[Start of Records supplied]
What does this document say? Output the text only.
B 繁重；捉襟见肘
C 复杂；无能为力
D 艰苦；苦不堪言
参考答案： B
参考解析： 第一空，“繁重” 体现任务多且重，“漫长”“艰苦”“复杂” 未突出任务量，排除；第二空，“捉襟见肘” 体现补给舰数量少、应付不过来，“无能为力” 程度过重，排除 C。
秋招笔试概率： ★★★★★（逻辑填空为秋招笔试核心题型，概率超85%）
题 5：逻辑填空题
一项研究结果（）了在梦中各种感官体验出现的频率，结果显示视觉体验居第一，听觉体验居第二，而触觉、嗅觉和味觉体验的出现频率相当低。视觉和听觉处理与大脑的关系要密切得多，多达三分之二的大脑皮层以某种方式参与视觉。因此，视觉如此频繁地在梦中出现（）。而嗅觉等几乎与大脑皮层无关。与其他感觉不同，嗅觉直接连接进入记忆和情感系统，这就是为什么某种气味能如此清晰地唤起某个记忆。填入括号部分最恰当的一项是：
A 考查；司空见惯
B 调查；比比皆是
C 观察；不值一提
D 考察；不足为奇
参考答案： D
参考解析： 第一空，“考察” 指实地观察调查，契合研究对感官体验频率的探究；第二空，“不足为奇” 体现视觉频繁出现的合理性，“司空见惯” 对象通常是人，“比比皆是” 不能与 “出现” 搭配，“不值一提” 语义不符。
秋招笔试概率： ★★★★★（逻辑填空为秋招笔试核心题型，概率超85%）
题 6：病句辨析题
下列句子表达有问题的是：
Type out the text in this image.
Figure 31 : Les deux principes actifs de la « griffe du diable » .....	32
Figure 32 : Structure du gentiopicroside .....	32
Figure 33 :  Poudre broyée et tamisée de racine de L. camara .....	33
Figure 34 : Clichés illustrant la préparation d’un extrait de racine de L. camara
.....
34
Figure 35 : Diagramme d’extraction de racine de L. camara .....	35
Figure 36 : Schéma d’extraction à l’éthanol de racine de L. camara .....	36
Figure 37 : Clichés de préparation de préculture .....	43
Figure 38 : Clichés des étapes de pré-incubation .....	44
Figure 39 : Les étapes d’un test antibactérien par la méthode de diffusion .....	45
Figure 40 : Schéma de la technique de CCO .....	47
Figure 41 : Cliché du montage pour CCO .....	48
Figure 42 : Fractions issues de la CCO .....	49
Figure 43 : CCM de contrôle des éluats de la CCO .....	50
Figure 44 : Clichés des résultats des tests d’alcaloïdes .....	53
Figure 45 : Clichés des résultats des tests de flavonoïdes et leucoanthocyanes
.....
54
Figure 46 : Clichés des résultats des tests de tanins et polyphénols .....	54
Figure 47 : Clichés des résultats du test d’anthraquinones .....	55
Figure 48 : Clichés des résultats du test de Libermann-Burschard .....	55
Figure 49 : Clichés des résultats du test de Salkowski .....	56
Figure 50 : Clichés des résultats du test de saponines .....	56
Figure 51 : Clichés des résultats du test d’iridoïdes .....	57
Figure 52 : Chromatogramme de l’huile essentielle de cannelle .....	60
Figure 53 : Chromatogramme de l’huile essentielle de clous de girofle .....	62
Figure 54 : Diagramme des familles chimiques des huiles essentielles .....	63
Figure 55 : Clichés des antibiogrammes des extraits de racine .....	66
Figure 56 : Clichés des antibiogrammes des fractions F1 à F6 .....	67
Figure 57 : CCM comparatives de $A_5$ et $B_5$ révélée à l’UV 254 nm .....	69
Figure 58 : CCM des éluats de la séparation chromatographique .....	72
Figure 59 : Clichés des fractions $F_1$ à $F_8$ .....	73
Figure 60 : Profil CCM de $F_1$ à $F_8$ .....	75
[End of Records supplied]
Problem description - Extract all of the data above and output it character for character.

Answer -
What does this document say? Output the text only.
B 繁重；捉襟见肘
C 复杂；无能为力
D 艰苦；苦不堪言
参考答案： B
参考解析： 第一空，“繁重” 体现任务多且重，“漫长”“艰苦”“复杂” 未突出任务量，排除；第二空，“捉襟见肘” 体现补给舰数量少、应付不过来，“无能为力” 程度过重，排除 C。
秋招笔试概率： ★★★★★（逻辑填空为秋招笔试核心题型，概率超85%）
题 5：逻辑填空题
一项研究结果（）了在梦中各种感官体验出现的频率，结果显示视觉体验居第一，听觉体验居第二，而触觉、嗅觉和味觉体验的出现频率相当低。视觉和听觉处理与大脑的关系要密切得多，多达三分之二的大脑皮层以某种方式参与视觉。因此，视觉如此频繁地在梦中出现（）。而嗅觉等几乎与大脑皮层无关。与其他感觉不同，嗅觉直接连接进入记忆和情感系统，这就是为什么某种气味能如此清晰地唤起某个记忆。填入括号部分最恰当的一项是：
A 考查；司空见惯
B 调查；比比皆是
C 观察；不值一提
D 考察；不足为奇
参考答案： D
参考解析： 第一空，“考察” 指实地观察调查，契合研究对感官体验频率的探究；第二空，“不足为奇” 体现视觉频繁出现的合理性，“司空见惯” 对象通常是人，“比比皆是” 不能与 “出现” 搭配，“不值一提” 语义不符。
秋招笔试概率： ★★★★★（逻辑填空为秋招笔试核心题型，概率超85%）
题 6：病句辨析题
下列句子表达有问题的是：
Type out the text in this image.
Figure 31 : Les deux principes actifs de la « griffe du diable » .....	32
Figure 32 : Structure du gentiopicroside .....	32
Figure 33 :  Poudre broyée et tamisée de racine de L. camara .....	33
Figure 34 : Clichés illustrant la préparation d’un extrait de racine de L. camara
.....
34
Figure 35 : Diagramme d’extraction de racine de L. camara .....	35
Figure 36 : Schéma d’extraction à l’éthanol de racine de L. camara .....	36
Figure 37 : Clichés de préparation de préculture .....	43
Figure 38 : Clichés des étapes de pré-incubation .....	44
Figure 39 : Les étapes d’un test antibactérien par la méthode de diffusion .....	45
Figure 40 : Schéma de la technique de CCO .....	47
Figure 41 : Cliché du montage pour CCO .....	48
Figure 42 : Fractions issues de la CCO .....	49
Figure 43 : CCM de contrôle des éluats de la CCO .....	50
Figure 44 : Clichés des résultats des tests d’alcaloïdes .....	53
Figure 45 : Clichés des résultats des tests de flavonoïdes et leucoanthocyanes
.....
54
Figure 46 : Clichés des résultats des tests de tanins et polyphénols .....	54
Figure 47 : Clichés des résultats du test d’anthraquinones .....	55
Figure 48 : Clichés des résultats du test de Libermann-Burschard .....	55
Figure 49 : Clichés des résultats du test de Salkowski .....	56
Figure 50 : Clichés des résultats du test de saponines .....	56
Figure 51 : Clichés des résultats du test d’iridoïdes .....	57
Figure 52 : Chromatogramme de l’huile essentielle de cannelle .....	60
Figure 53 : Chromatogramme de l’huile essentielle de clous de girofle .....	62
Figure 54 : Diagramme des familles chimiques des huiles essentielles .....	63
Figure 55 : Clichés des antibiogrammes des extraits de racine .....	66
Figure 56 : Clichés des antibiogrammes des fractions F1 à F6 .....	67
Figure 57 : CCM comparatives de $A_5$ et $B_5$ révélée à l’UV 254 nm .....	69
Figure 58 : CCM des éluats de la séparation chromatographique .....	72
Figure 59 : Clichés des fractions $F_1$ à $F_8$ .....	73
Figure 60 : Profil CCM de $F_1$ à $F_8$ .....	75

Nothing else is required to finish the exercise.